TASK GOAL:
Repeat the listing that follows, character for character, minus the pictures.

-- begin --

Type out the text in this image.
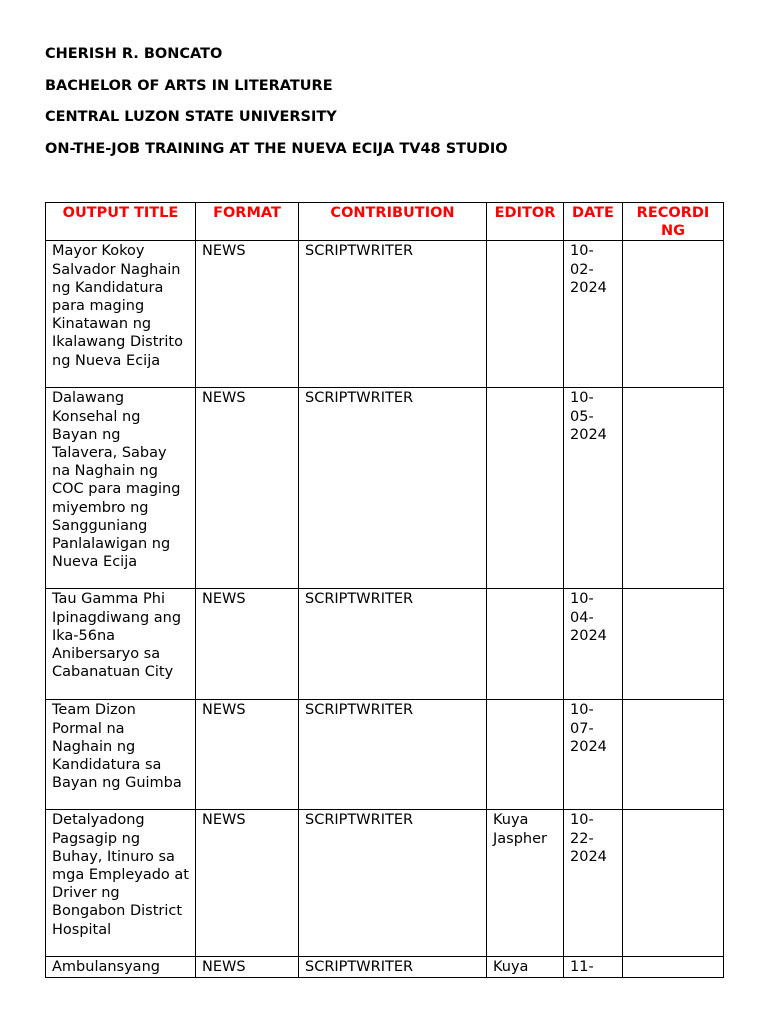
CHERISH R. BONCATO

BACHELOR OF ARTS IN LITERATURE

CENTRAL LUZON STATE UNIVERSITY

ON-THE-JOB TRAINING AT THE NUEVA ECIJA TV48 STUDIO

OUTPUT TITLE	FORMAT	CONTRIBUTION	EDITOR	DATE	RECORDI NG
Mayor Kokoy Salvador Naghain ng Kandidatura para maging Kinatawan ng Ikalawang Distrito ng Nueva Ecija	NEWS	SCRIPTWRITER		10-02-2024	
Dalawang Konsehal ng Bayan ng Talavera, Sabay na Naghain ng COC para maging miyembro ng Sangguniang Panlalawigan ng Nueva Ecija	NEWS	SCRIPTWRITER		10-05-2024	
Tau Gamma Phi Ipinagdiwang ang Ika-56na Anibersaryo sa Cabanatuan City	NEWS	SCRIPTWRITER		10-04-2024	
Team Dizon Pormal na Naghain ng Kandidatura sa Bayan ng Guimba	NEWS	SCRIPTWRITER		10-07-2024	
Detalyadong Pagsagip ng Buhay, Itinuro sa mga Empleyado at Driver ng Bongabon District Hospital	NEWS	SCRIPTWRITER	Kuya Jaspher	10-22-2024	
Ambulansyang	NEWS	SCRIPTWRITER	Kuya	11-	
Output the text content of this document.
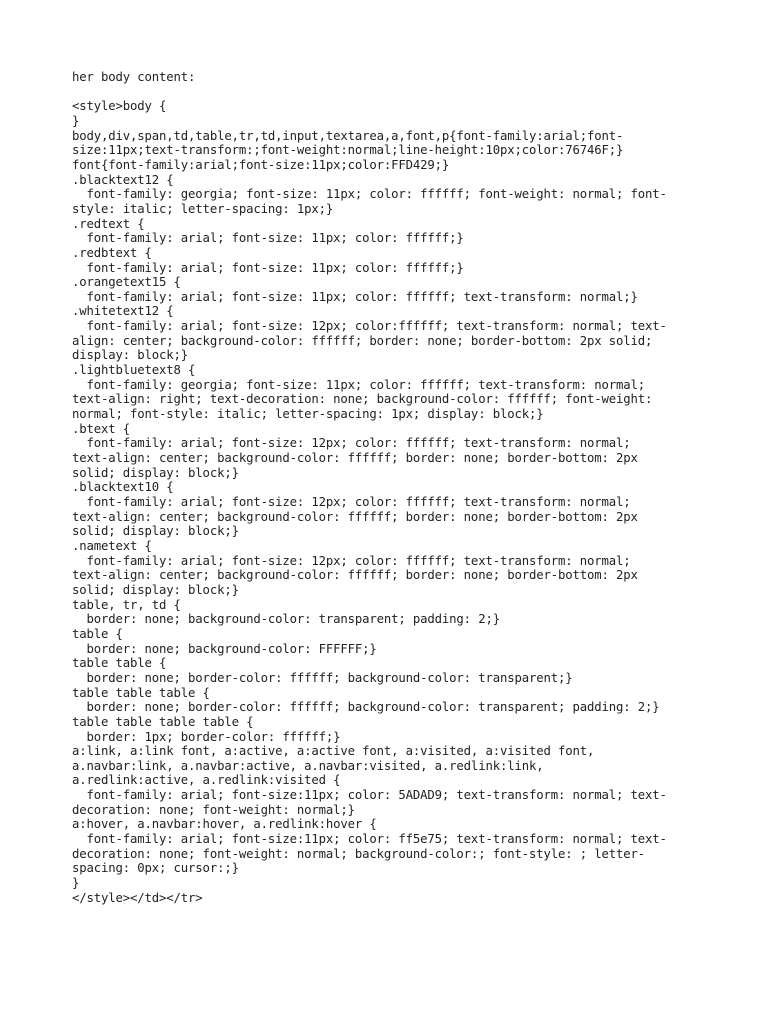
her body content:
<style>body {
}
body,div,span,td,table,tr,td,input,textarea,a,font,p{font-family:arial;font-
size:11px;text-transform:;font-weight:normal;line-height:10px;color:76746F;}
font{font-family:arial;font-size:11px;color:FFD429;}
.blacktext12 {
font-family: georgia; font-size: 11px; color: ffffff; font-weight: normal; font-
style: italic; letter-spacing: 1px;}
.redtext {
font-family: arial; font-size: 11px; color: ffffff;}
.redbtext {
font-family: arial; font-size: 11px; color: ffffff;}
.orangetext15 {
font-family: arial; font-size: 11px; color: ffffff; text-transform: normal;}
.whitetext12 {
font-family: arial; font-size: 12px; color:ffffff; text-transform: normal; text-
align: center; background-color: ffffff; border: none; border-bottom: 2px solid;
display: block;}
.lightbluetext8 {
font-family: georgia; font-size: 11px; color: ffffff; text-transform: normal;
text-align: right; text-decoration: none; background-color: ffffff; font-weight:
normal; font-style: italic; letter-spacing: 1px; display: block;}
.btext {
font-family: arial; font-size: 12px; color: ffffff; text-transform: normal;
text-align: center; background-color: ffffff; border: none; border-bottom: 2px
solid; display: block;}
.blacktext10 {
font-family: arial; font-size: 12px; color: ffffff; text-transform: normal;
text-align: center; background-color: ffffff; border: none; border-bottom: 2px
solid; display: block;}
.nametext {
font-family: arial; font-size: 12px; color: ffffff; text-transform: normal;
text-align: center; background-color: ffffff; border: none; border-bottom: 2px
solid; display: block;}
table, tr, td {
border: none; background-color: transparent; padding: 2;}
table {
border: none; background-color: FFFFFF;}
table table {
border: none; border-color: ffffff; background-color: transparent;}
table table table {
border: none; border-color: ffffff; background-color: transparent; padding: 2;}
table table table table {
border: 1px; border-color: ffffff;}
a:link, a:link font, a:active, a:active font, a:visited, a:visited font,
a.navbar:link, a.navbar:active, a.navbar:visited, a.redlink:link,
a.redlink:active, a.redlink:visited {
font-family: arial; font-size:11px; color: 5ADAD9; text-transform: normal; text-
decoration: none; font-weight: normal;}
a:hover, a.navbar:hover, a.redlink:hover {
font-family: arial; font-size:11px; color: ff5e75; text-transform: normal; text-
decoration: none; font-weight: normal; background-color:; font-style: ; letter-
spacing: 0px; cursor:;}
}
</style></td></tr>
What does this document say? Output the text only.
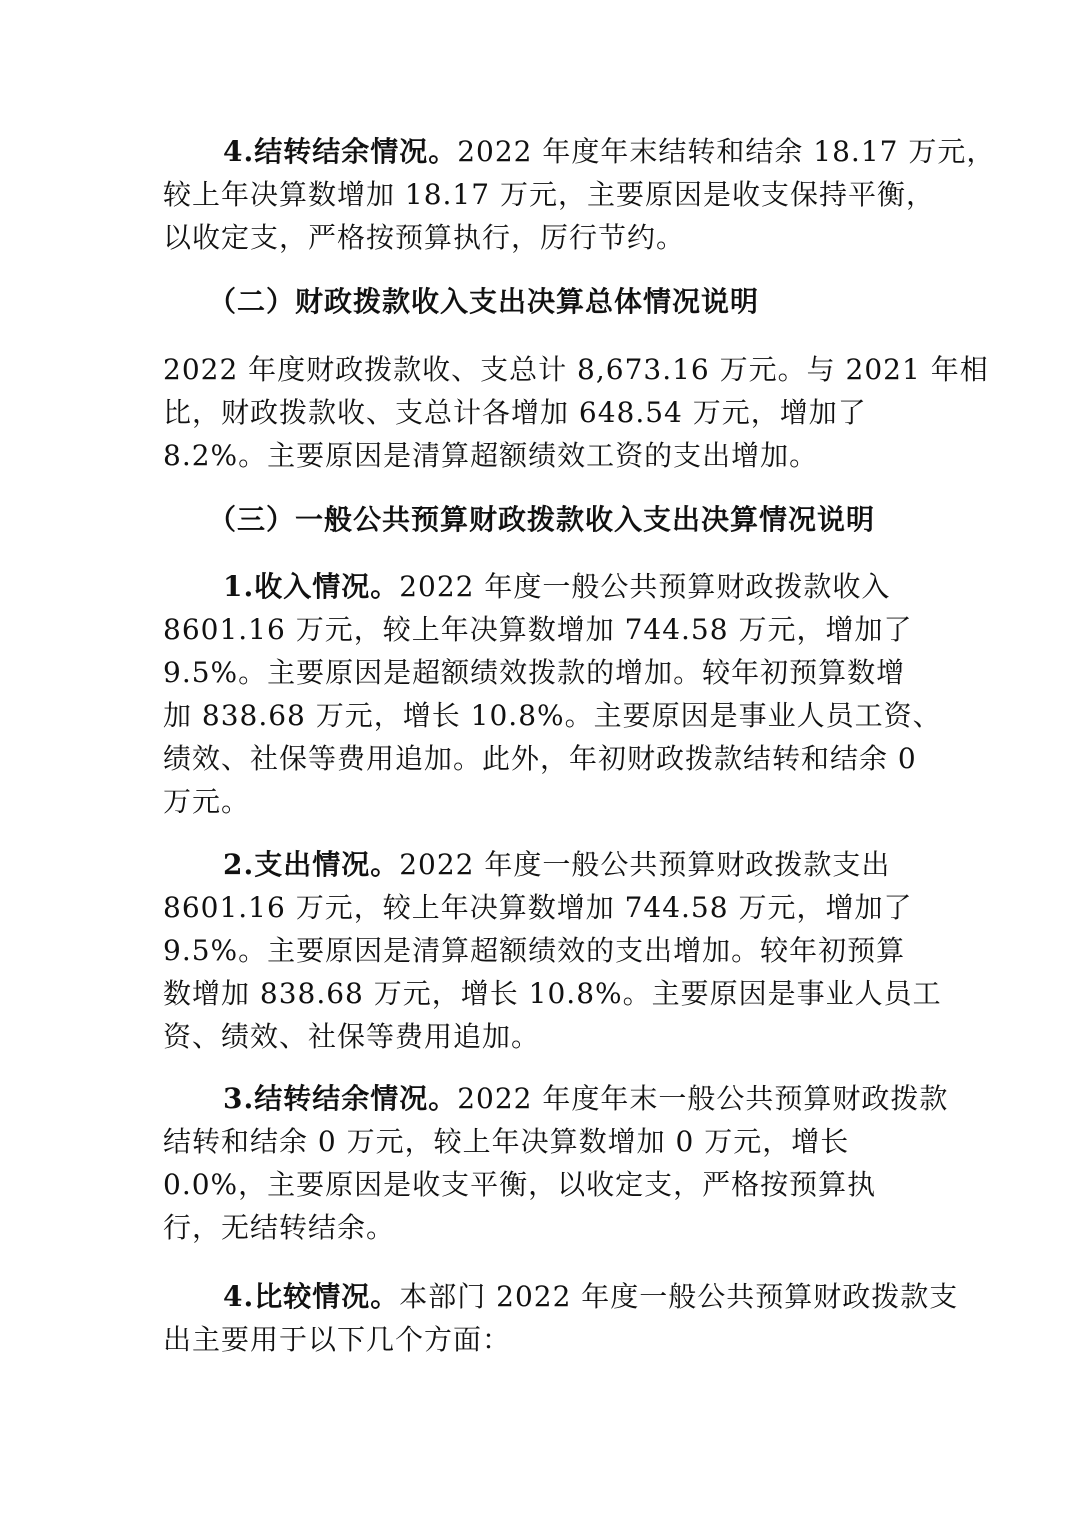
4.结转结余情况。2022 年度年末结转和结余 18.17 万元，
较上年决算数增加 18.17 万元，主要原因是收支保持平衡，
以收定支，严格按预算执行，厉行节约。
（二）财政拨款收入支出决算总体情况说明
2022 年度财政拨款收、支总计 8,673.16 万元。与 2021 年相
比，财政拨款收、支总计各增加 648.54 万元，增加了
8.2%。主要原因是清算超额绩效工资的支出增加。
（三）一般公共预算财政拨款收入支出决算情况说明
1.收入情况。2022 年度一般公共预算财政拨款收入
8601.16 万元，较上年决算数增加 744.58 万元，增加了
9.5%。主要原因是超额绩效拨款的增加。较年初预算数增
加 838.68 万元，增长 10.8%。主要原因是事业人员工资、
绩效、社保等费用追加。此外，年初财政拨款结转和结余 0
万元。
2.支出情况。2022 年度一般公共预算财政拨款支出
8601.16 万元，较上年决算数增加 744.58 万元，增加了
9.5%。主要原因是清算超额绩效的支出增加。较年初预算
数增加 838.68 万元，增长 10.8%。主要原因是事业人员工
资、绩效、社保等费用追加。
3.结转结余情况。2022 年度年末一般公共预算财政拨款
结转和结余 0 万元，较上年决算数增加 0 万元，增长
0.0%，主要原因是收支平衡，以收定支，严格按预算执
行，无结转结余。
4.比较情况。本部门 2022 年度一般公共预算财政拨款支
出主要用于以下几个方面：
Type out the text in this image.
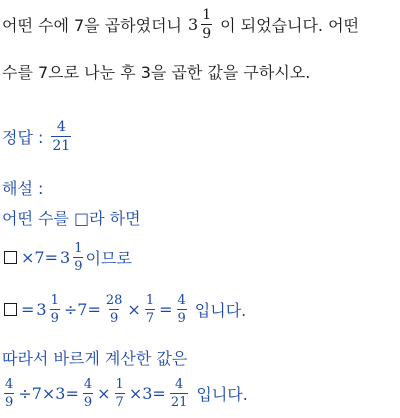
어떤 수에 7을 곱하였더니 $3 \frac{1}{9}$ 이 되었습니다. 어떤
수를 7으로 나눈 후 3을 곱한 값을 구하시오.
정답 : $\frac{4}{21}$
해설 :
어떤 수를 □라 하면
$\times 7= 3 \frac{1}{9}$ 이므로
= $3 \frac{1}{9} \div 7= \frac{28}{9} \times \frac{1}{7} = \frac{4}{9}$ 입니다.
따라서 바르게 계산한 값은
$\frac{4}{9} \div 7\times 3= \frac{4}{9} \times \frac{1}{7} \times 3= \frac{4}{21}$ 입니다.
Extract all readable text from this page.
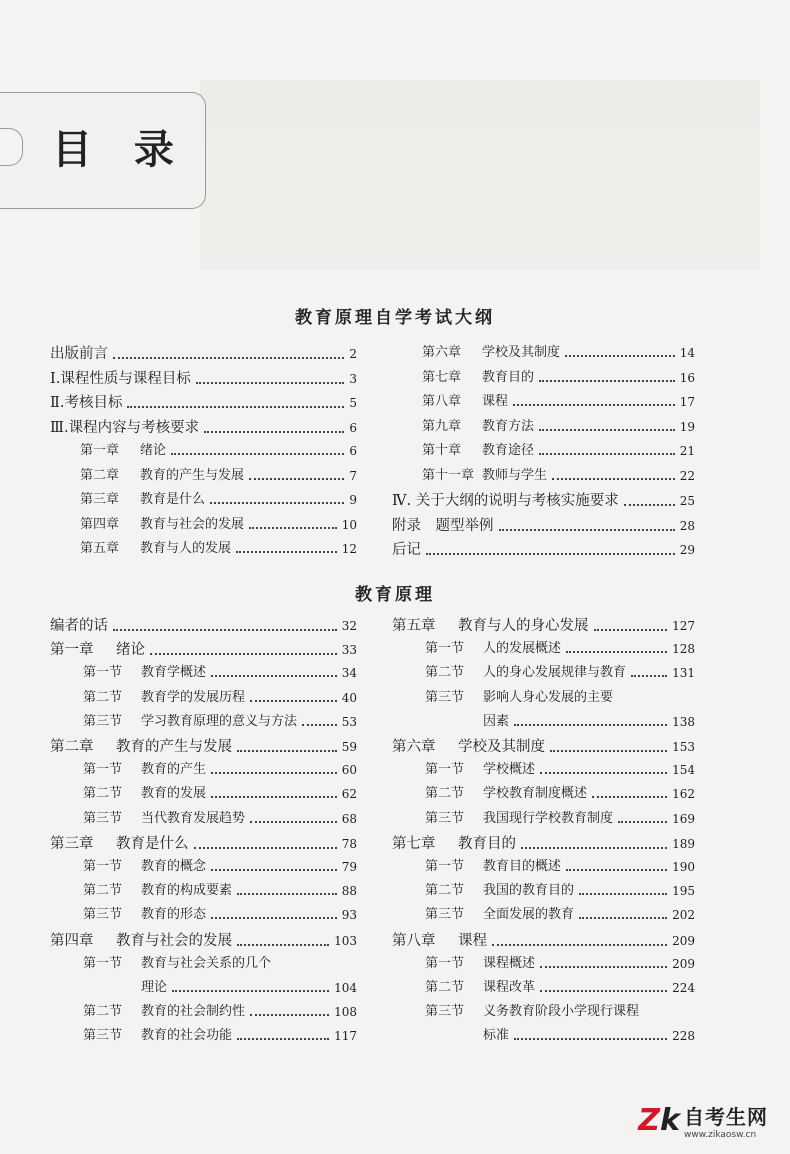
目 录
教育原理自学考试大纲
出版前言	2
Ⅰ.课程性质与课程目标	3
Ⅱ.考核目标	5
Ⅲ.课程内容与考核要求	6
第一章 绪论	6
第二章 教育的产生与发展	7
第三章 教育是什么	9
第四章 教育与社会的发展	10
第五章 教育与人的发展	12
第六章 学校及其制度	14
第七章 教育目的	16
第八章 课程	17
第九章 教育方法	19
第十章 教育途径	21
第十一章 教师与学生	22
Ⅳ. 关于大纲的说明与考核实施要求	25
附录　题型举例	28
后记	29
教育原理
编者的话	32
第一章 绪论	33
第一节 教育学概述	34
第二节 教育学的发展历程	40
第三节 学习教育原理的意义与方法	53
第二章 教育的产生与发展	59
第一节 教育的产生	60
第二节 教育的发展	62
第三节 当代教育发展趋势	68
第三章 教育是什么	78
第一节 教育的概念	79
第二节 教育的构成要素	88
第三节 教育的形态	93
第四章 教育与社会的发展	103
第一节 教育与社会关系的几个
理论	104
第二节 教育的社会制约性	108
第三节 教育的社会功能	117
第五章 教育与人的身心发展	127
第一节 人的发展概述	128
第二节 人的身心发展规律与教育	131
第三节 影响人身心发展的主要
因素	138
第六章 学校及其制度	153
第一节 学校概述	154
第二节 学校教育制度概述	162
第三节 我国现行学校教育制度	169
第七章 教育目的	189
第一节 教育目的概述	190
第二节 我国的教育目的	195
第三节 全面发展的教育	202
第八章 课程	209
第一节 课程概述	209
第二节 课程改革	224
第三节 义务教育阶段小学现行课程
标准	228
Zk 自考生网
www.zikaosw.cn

-- end --

REPLY TO THE EXERCISE:
Type out the text in this image.
CHERISH R. BONCATO

BACHELOR OF ARTS IN LITERATURE

CENTRAL LUZON STATE UNIVERSITY

ON-THE-JOB TRAINING AT THE NUEVA ECIJA TV48 STUDIO

OUTPUT TITLE	FORMAT	CONTRIBUTION	EDITOR	DATE	RECORDI NG
Mayor Kokoy Salvador Naghain ng Kandidatura para maging Kinatawan ng Ikalawang Distrito ng Nueva Ecija	NEWS	SCRIPTWRITER		10-02-2024	
Dalawang Konsehal ng Bayan ng Talavera, Sabay na Naghain ng COC para maging miyembro ng Sangguniang Panlalawigan ng Nueva Ecija	NEWS	SCRIPTWRITER		10-05-2024	
Tau Gamma Phi Ipinagdiwang ang Ika-56na Anibersaryo sa Cabanatuan City	NEWS	SCRIPTWRITER		10-04-2024	
Team Dizon Pormal na Naghain ng Kandidatura sa Bayan ng Guimba	NEWS	SCRIPTWRITER		10-07-2024	
Detalyadong Pagsagip ng Buhay, Itinuro sa mga Empleyado at Driver ng Bongabon District Hospital	NEWS	SCRIPTWRITER	Kuya Jaspher	10-22-2024	
Ambulansyang	NEWS	SCRIPTWRITER	Kuya	11-	
Output the text content of this document.
her body content:
<style>body {
}
body,div,span,td,table,tr,td,input,textarea,a,font,p{font-family:arial;font-
size:11px;text-transform:;font-weight:normal;line-height:10px;color:76746F;}
font{font-family:arial;font-size:11px;color:FFD429;}
.blacktext12 {
font-family: georgia; font-size: 11px; color: ffffff; font-weight: normal; font-
style: italic; letter-spacing: 1px;}
.redtext {
font-family: arial; font-size: 11px; color: ffffff;}
.redbtext {
font-family: arial; font-size: 11px; color: ffffff;}
.orangetext15 {
font-family: arial; font-size: 11px; color: ffffff; text-transform: normal;}
.whitetext12 {
font-family: arial; font-size: 12px; color:ffffff; text-transform: normal; text-
align: center; background-color: ffffff; border: none; border-bottom: 2px solid;
display: block;}
.lightbluetext8 {
font-family: georgia; font-size: 11px; color: ffffff; text-transform: normal;
text-align: right; text-decoration: none; background-color: ffffff; font-weight:
normal; font-style: italic; letter-spacing: 1px; display: block;}
.btext {
font-family: arial; font-size: 12px; color: ffffff; text-transform: normal;
text-align: center; background-color: ffffff; border: none; border-bottom: 2px
solid; display: block;}
.blacktext10 {
font-family: arial; font-size: 12px; color: ffffff; text-transform: normal;
text-align: center; background-color: ffffff; border: none; border-bottom: 2px
solid; display: block;}
.nametext {
font-family: arial; font-size: 12px; color: ffffff; text-transform: normal;
text-align: center; background-color: ffffff; border: none; border-bottom: 2px
solid; display: block;}
table, tr, td {
border: none; background-color: transparent; padding: 2;}
table {
border: none; background-color: FFFFFF;}
table table {
border: none; border-color: ffffff; background-color: transparent;}
table table table {
border: none; border-color: ffffff; background-color: transparent; padding: 2;}
table table table table {
border: 1px; border-color: ffffff;}
a:link, a:link font, a:active, a:active font, a:visited, a:visited font,
a.navbar:link, a.navbar:active, a.navbar:visited, a.redlink:link,
a.redlink:active, a.redlink:visited {
font-family: arial; font-size:11px; color: 5ADAD9; text-transform: normal; text-
decoration: none; font-weight: normal;}
a:hover, a.navbar:hover, a.redlink:hover {
font-family: arial; font-size:11px; color: ff5e75; text-transform: normal; text-
decoration: none; font-weight: normal; background-color:; font-style: ; letter-
spacing: 0px; cursor:;}
}
</style></td></tr>
What does this document say? Output the text only.
4.结转结余情况。2022 年度年末结转和结余 18.17 万元，
较上年决算数增加 18.17 万元，主要原因是收支保持平衡，
以收定支，严格按预算执行，厉行节约。
（二）财政拨款收入支出决算总体情况说明
2022 年度财政拨款收、支总计 8,673.16 万元。与 2021 年相
比，财政拨款收、支总计各增加 648.54 万元，增加了
8.2%。主要原因是清算超额绩效工资的支出增加。
（三）一般公共预算财政拨款收入支出决算情况说明
1.收入情况。2022 年度一般公共预算财政拨款收入
8601.16 万元，较上年决算数增加 744.58 万元，增加了
9.5%。主要原因是超额绩效拨款的增加。较年初预算数增
加 838.68 万元，增长 10.8%。主要原因是事业人员工资、
绩效、社保等费用追加。此外，年初财政拨款结转和结余 0
万元。
2.支出情况。2022 年度一般公共预算财政拨款支出
8601.16 万元，较上年决算数增加 744.58 万元，增加了
9.5%。主要原因是清算超额绩效的支出增加。较年初预算
数增加 838.68 万元，增长 10.8%。主要原因是事业人员工
资、绩效、社保等费用追加。
3.结转结余情况。2022 年度年末一般公共预算财政拨款
结转和结余 0 万元，较上年决算数增加 0 万元，增长
0.0%，主要原因是收支平衡，以收定支，严格按预算执
行，无结转结余。
4.比较情况。本部门 2022 年度一般公共预算财政拨款支
出主要用于以下几个方面：
Type out the text in this image.
어떤 수에 7을 곱하였더니 $3 \frac{1}{9}$ 이 되었습니다. 어떤
수를 7으로 나눈 후 3을 곱한 값을 구하시오.
정답 : $\frac{4}{21}$
해설 :
어떤 수를 □라 하면
$\times 7= 3 \frac{1}{9}$ 이므로
= $3 \frac{1}{9} \div 7= \frac{28}{9} \times \frac{1}{7} = \frac{4}{9}$ 입니다.
따라서 바르게 계산한 값은
$\frac{4}{9} \div 7\times 3= \frac{4}{9} \times \frac{1}{7} \times 3= \frac{4}{21}$ 입니다.
Extract all readable text from this page.
目 录
教育原理自学考试大纲
出版前言	2
Ⅰ.课程性质与课程目标	3
Ⅱ.考核目标	5
Ⅲ.课程内容与考核要求	6
第一章 绪论	6
第二章 教育的产生与发展	7
第三章 教育是什么	9
第四章 教育与社会的发展	10
第五章 教育与人的发展	12
第六章 学校及其制度	14
第七章 教育目的	16
第八章 课程	17
第九章 教育方法	19
第十章 教育途径	21
第十一章 教师与学生	22
Ⅳ. 关于大纲的说明与考核实施要求	25
附录　题型举例	28
后记	29
教育原理
编者的话	32
第一章 绪论	33
第一节 教育学概述	34
第二节 教育学的发展历程	40
第三节 学习教育原理的意义与方法	53
第二章 教育的产生与发展	59
第一节 教育的产生	60
第二节 教育的发展	62
第三节 当代教育发展趋势	68
第三章 教育是什么	78
第一节 教育的概念	79
第二节 教育的构成要素	88
第三节 教育的形态	93
第四章 教育与社会的发展	103
第一节 教育与社会关系的几个
理论	104
第二节 教育的社会制约性	108
第三节 教育的社会功能	117
第五章 教育与人的身心发展	127
第一节 人的发展概述	128
第二节 人的身心发展规律与教育	131
第三节 影响人身心发展的主要
因素	138
第六章 学校及其制度	153
第一节 学校概述	154
第二节 学校教育制度概述	162
第三节 我国现行学校教育制度	169
第七章 教育目的	189
第一节 教育目的概述	190
第二节 我国的教育目的	195
第三节 全面发展的教育	202
第八章 课程	209
第一节 课程概述	209
第二节 课程改革	224
第三节 义务教育阶段小学现行课程
标准	228
Zk 自考生网
www.zikaosw.cn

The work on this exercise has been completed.